▶ _EXERCISE DESCRIPTION_
Restate, word for word, all of the material shown below.

(Figure collection entries)
********
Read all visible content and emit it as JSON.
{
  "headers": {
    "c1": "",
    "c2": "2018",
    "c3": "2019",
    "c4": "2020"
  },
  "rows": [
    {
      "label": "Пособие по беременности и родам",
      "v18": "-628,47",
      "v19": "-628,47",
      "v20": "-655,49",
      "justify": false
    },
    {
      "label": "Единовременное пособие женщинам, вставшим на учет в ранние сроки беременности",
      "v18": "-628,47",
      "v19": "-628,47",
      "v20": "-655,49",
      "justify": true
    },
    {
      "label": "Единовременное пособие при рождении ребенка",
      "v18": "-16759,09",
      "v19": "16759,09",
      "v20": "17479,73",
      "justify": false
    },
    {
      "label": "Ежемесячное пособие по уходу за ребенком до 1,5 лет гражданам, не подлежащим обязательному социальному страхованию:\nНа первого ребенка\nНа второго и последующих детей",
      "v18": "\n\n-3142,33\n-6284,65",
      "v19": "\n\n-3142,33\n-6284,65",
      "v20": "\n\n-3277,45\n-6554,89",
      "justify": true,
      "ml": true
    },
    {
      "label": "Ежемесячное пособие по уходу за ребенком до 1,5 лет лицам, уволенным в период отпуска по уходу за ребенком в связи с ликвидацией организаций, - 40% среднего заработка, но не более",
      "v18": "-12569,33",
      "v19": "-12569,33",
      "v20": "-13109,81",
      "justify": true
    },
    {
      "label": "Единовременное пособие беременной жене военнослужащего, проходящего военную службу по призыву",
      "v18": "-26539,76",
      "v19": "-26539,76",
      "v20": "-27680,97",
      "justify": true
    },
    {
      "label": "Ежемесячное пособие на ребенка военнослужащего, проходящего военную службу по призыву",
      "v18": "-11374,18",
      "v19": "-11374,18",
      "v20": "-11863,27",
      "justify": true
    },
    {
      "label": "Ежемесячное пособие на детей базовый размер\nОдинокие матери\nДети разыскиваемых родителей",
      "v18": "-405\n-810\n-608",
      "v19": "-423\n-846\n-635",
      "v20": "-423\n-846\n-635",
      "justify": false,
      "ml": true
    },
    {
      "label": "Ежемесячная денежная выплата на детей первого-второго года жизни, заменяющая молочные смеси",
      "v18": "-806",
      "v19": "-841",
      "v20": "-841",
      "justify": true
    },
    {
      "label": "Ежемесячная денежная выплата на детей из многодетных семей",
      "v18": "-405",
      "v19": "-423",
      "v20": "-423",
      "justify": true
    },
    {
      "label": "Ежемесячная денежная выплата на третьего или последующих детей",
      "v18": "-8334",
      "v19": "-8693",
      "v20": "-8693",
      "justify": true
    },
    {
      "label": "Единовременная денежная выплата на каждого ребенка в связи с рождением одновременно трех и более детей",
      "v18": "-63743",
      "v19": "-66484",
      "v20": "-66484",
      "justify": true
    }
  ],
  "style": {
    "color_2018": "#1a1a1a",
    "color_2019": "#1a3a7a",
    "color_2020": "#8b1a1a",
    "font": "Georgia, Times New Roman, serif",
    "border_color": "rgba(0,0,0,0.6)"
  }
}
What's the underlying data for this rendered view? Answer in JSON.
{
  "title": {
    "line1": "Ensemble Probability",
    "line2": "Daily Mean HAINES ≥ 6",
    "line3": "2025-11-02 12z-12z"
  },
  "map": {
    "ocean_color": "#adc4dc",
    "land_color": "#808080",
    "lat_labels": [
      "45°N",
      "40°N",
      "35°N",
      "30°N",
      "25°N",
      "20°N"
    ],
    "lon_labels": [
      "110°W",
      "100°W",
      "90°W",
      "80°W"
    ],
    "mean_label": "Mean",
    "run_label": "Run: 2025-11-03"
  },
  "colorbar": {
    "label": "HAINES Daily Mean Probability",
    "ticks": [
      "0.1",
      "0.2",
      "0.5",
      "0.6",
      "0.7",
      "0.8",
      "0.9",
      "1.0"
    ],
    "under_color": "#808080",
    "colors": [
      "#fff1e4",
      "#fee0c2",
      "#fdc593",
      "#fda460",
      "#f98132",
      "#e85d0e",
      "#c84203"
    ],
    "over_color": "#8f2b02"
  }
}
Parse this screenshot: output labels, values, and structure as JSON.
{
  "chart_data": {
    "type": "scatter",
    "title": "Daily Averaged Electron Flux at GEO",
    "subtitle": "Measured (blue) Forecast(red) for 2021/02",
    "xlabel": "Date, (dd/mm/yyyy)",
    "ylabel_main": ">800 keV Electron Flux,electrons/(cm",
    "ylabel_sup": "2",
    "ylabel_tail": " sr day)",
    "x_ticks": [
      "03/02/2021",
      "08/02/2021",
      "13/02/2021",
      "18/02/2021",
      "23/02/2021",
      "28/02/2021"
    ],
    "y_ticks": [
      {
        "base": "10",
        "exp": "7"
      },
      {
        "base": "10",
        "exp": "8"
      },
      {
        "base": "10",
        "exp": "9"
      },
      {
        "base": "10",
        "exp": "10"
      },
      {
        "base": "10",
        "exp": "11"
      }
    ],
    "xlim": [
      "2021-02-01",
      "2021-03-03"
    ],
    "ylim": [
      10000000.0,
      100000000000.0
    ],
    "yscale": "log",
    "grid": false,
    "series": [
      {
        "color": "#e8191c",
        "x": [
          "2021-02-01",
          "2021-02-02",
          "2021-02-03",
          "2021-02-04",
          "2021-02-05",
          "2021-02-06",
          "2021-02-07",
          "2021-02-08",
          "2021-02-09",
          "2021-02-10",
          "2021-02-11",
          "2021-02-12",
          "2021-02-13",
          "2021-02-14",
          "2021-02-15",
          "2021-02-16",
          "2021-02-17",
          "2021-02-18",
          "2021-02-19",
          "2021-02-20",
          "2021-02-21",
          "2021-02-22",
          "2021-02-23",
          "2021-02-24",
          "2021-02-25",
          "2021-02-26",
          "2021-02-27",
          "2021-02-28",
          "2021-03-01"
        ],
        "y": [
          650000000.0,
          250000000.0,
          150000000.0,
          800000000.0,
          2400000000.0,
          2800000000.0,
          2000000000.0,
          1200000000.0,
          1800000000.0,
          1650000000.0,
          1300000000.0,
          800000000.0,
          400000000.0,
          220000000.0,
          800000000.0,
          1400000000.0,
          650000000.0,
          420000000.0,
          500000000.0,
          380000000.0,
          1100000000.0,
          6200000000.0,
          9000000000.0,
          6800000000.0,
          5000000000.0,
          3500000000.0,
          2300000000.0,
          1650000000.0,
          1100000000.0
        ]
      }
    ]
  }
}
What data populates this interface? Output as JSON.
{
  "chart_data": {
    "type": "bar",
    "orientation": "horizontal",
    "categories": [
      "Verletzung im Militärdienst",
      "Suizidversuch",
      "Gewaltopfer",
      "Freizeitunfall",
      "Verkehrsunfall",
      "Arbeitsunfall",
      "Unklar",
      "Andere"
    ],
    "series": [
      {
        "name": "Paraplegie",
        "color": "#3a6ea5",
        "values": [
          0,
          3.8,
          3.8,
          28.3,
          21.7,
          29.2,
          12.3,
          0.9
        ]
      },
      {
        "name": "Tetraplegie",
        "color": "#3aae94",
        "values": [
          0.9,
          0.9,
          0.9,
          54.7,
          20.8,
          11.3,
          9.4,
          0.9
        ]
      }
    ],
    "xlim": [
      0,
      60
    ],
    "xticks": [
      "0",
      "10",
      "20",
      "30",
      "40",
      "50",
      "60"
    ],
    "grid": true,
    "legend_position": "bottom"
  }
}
********
▶ _CORRECT RESULT_
Read all visible content and emit it as JSON.
{
  "headers": {
    "c1": "",
    "c2": "2018",
    "c3": "2019",
    "c4": "2020"
  },
  "rows": [
    {
      "label": "Пособие по беременности и родам",
      "v18": "-628,47",
      "v19": "-628,47",
      "v20": "-655,49",
      "justify": false
    },
    {
      "label": "Единовременное пособие женщинам, вставшим на учет в ранние сроки беременности",
      "v18": "-628,47",
      "v19": "-628,47",
      "v20": "-655,49",
      "justify": true
    },
    {
      "label": "Единовременное пособие при рождении ребенка",
      "v18": "-16759,09",
      "v19": "16759,09",
      "v20": "17479,73",
      "justify": false
    },
    {
      "label": "Ежемесячное пособие по уходу за ребенком до 1,5 лет гражданам, не подлежащим обязательному социальному страхованию:\nНа первого ребенка\nНа второго и последующих детей",
      "v18": "\n\n-3142,33\n-6284,65",
      "v19": "\n\n-3142,33\n-6284,65",
      "v20": "\n\n-3277,45\n-6554,89",
      "justify": true,
      "ml": true
    },
    {
      "label": "Ежемесячное пособие по уходу за ребенком до 1,5 лет лицам, уволенным в период отпуска по уходу за ребенком в связи с ликвидацией организаций, - 40% среднего заработка, но не более",
      "v18": "-12569,33",
      "v19": "-12569,33",
      "v20": "-13109,81",
      "justify": true
    },
    {
      "label": "Единовременное пособие беременной жене военнослужащего, проходящего военную службу по призыву",
      "v18": "-26539,76",
      "v19": "-26539,76",
      "v20": "-27680,97",
      "justify": true
    },
    {
      "label": "Ежемесячное пособие на ребенка военнослужащего, проходящего военную службу по призыву",
      "v18": "-11374,18",
      "v19": "-11374,18",
      "v20": "-11863,27",
      "justify": true
    },
    {
      "label": "Ежемесячное пособие на детей базовый размер\nОдинокие матери\nДети разыскиваемых родителей",
      "v18": "-405\n-810\n-608",
      "v19": "-423\n-846\n-635",
      "v20": "-423\n-846\n-635",
      "justify": false,
      "ml": true
    },
    {
      "label": "Ежемесячная денежная выплата на детей первого-второго года жизни, заменяющая молочные смеси",
      "v18": "-806",
      "v19": "-841",
      "v20": "-841",
      "justify": true
    },
    {
      "label": "Ежемесячная денежная выплата на детей из многодетных семей",
      "v18": "-405",
      "v19": "-423",
      "v20": "-423",
      "justify": true
    },
    {
      "label": "Ежемесячная денежная выплата на третьего или последующих детей",
      "v18": "-8334",
      "v19": "-8693",
      "v20": "-8693",
      "justify": true
    },
    {
      "label": "Единовременная денежная выплата на каждого ребенка в связи с рождением одновременно трех и более детей",
      "v18": "-63743",
      "v19": "-66484",
      "v20": "-66484",
      "justify": true
    }
  ],
  "style": {
    "color_2018": "#1a1a1a",
    "color_2019": "#1a3a7a",
    "color_2020": "#8b1a1a",
    "font": "Georgia, Times New Roman, serif",
    "border_color": "rgba(0,0,0,0.6)"
  }
}
What's the underlying data for this rendered view? Answer in JSON.
{
  "title": {
    "line1": "Ensemble Probability",
    "line2": "Daily Mean HAINES ≥ 6",
    "line3": "2025-11-02 12z-12z"
  },
  "map": {
    "ocean_color": "#adc4dc",
    "land_color": "#808080",
    "lat_labels": [
      "45°N",
      "40°N",
      "35°N",
      "30°N",
      "25°N",
      "20°N"
    ],
    "lon_labels": [
      "110°W",
      "100°W",
      "90°W",
      "80°W"
    ],
    "mean_label": "Mean",
    "run_label": "Run: 2025-11-03"
  },
  "colorbar": {
    "label": "HAINES Daily Mean Probability",
    "ticks": [
      "0.1",
      "0.2",
      "0.5",
      "0.6",
      "0.7",
      "0.8",
      "0.9",
      "1.0"
    ],
    "under_color": "#808080",
    "colors": [
      "#fff1e4",
      "#fee0c2",
      "#fdc593",
      "#fda460",
      "#f98132",
      "#e85d0e",
      "#c84203"
    ],
    "over_color": "#8f2b02"
  }
}
Parse this screenshot: output labels, values, and structure as JSON.
{
  "chart_data": {
    "type": "scatter",
    "title": "Daily Averaged Electron Flux at GEO",
    "subtitle": "Measured (blue) Forecast(red) for 2021/02",
    "xlabel": "Date, (dd/mm/yyyy)",
    "ylabel_main": ">800 keV Electron Flux,electrons/(cm",
    "ylabel_sup": "2",
    "ylabel_tail": " sr day)",
    "x_ticks": [
      "03/02/2021",
      "08/02/2021",
      "13/02/2021",
      "18/02/2021",
      "23/02/2021",
      "28/02/2021"
    ],
    "y_ticks": [
      {
        "base": "10",
        "exp": "7"
      },
      {
        "base": "10",
        "exp": "8"
      },
      {
        "base": "10",
        "exp": "9"
      },
      {
        "base": "10",
        "exp": "10"
      },
      {
        "base": "10",
        "exp": "11"
      }
    ],
    "xlim": [
      "2021-02-01",
      "2021-03-03"
    ],
    "ylim": [
      10000000.0,
      100000000000.0
    ],
    "yscale": "log",
    "grid": false,
    "series": [
      {
        "color": "#e8191c",
        "x": [
          "2021-02-01",
          "2021-02-02",
          "2021-02-03",
          "2021-02-04",
          "2021-02-05",
          "2021-02-06",
          "2021-02-07",
          "2021-02-08",
          "2021-02-09",
          "2021-02-10",
          "2021-02-11",
          "2021-02-12",
          "2021-02-13",
          "2021-02-14",
          "2021-02-15",
          "2021-02-16",
          "2021-02-17",
          "2021-02-18",
          "2021-02-19",
          "2021-02-20",
          "2021-02-21",
          "2021-02-22",
          "2021-02-23",
          "2021-02-24",
          "2021-02-25",
          "2021-02-26",
          "2021-02-27",
          "2021-02-28",
          "2021-03-01"
        ],
        "y": [
          650000000.0,
          250000000.0,
          150000000.0,
          800000000.0,
          2400000000.0,
          2800000000.0,
          2000000000.0,
          1200000000.0,
          1800000000.0,
          1650000000.0,
          1300000000.0,
          800000000.0,
          400000000.0,
          220000000.0,
          800000000.0,
          1400000000.0,
          650000000.0,
          420000000.0,
          500000000.0,
          380000000.0,
          1100000000.0,
          6200000000.0,
          9000000000.0,
          6800000000.0,
          5000000000.0,
          3500000000.0,
          2300000000.0,
          1650000000.0,
          1100000000.0
        ]
      }
    ]
  }
}
What data populates this interface? Output as JSON.
{
  "chart_data": {
    "type": "bar",
    "orientation": "horizontal",
    "categories": [
      "Verletzung im Militärdienst",
      "Suizidversuch",
      "Gewaltopfer",
      "Freizeitunfall",
      "Verkehrsunfall",
      "Arbeitsunfall",
      "Unklar",
      "Andere"
    ],
    "series": [
      {
        "name": "Paraplegie",
        "color": "#3a6ea5",
        "values": [
          0,
          3.8,
          3.8,
          28.3,
          21.7,
          29.2,
          12.3,
          0.9
        ]
      },
      {
        "name": "Tetraplegie",
        "color": "#3aae94",
        "values": [
          0.9,
          0.9,
          0.9,
          54.7,
          20.8,
          11.3,
          9.4,
          0.9
        ]
      }
    ],
    "xlim": [
      0,
      60
    ],
    "xticks": [
      "0",
      "10",
      "20",
      "30",
      "40",
      "50",
      "60"
    ],
    "grid": true,
    "legend_position": "bottom"
  }
}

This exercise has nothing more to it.